» TEXTE À LIRE:
::::::::::
James Joyce (1882 -1941) est considéré comme l’un des écrivains contemporain les plus influents. Son œuvre est marquée par sa maîtrise de la langue et l’utilisation de nouvelles formes littéraires, associées à la création de personnages qui constituent des individualités d’une profonde humanité. L’ultime chapitre d’Ulysse, le roman de Joyce que l’on a appelé « cathédrale littéraire du XXème siècle », contient huit immenses phrases d’environ cinq mille mots chacune, presque sans ponctuation. Un vrai challenge pour la jeune interprète de Molly Bloom, la déjà grande Céline Sallette, reconnue par ses pairs en 2012 (Nommée au César du meilleur espoir féminin pour L’Apollonide-Souvenirs de la maison close).
::::::::::
» ENTRÉES EXTRAITES:
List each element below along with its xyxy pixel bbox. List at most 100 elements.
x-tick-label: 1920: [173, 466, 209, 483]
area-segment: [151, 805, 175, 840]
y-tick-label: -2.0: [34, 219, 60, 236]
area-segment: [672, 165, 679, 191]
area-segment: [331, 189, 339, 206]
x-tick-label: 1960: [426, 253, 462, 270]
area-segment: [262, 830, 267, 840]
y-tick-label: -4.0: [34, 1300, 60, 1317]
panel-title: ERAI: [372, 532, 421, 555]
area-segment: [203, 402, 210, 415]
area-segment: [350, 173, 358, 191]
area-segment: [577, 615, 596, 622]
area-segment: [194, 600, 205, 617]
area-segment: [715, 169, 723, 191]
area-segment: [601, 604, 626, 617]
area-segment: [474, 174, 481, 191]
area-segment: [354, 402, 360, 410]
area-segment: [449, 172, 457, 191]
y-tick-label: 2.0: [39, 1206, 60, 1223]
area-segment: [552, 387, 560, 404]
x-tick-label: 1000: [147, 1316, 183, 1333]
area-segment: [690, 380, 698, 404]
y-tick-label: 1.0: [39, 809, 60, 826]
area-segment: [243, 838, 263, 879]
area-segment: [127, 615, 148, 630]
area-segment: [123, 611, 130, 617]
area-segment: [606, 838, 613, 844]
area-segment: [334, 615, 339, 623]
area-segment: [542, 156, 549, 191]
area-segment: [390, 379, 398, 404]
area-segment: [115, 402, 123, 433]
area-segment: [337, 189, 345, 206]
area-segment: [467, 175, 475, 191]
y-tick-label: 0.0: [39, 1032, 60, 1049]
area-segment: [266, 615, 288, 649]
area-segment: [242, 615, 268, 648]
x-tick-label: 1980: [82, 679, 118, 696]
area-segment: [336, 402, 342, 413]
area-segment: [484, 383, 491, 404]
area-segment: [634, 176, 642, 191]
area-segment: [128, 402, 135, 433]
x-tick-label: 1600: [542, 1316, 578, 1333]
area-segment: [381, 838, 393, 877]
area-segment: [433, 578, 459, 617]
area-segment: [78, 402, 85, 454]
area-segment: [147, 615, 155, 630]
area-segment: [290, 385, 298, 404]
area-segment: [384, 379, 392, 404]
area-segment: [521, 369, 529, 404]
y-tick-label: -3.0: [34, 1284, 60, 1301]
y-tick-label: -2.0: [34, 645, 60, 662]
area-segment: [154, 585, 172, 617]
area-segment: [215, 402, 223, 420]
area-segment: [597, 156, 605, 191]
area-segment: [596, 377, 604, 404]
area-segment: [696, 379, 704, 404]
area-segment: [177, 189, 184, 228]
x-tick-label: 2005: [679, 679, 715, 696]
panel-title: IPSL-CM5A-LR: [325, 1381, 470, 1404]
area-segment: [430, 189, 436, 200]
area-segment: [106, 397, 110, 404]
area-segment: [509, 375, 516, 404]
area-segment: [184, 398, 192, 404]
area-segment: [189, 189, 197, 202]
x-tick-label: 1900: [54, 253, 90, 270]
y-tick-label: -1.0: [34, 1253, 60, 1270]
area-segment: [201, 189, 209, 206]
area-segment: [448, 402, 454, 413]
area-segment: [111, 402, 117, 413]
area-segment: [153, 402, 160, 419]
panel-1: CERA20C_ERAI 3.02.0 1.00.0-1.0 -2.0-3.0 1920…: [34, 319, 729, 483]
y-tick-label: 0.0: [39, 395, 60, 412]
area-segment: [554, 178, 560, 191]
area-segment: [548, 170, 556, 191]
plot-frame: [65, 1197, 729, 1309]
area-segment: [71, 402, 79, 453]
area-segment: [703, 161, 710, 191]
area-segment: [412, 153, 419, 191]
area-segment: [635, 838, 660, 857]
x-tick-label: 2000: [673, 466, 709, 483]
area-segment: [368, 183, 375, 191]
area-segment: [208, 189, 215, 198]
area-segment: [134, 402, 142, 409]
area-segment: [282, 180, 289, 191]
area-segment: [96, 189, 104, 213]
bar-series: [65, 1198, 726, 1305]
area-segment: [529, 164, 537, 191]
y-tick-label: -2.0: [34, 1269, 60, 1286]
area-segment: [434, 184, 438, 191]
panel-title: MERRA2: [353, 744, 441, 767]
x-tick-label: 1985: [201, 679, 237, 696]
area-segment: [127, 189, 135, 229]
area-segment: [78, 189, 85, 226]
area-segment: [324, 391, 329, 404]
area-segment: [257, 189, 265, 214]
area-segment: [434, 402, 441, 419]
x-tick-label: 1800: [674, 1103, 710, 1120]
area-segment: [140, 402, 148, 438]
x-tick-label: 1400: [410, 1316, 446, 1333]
::::::::::
» CONSIGNES:
1. Répondez aux questions suivantes d'après le texte sur Joyce :
(a) Combien de phrases contient l'ultime chapitre d'Ulysse ?
(b) Qui interprète Molly Bloom ?
(c) Pour quel film cette interprète a-t-elle été nommée au César du meilleur espoir féminin ?
2. Recopiez, s'il vous plaît, le passage du texte sur Joyce qui s'ouvre sur les mots contenant « James Joyce (1882 » et se ferme sur « la maison close). ».
Les enregistrements n'ont aucun rapport avec le texte sur Joyce.

» CORRIGÉ:
1.
(a) Huit immenses phrases, d'environ cinq mille mots chacune.
(b) Céline Sallette.
(c) L'Apollonide-Souvenirs de la maison close.

2.
James Joyce (1882 -1941) est considéré comme l’un des écrivains contemporain les plus influents. Son œuvre est marquée par sa maîtrise de la langue et l’utilisation de nouvelles formes littéraires, associées à la création de personnages qui constituent des individualités d’une profonde humanité. L’ultime chapitre d’Ulysse, le roman de Joyce que l’on a appelé « cathédrale littéraire du XXème siècle », contient huit immenses phrases d’environ cinq mille mots chacune, presque sans ponctuation. Un vrai challenge pour la jeune interprète de Molly Bloom, la déjà grande Céline Sallette, reconnue par ses pairs en 2012 (Nommée au César du meilleur espoir féminin pour L’Apollonide-Souvenirs de la maison close).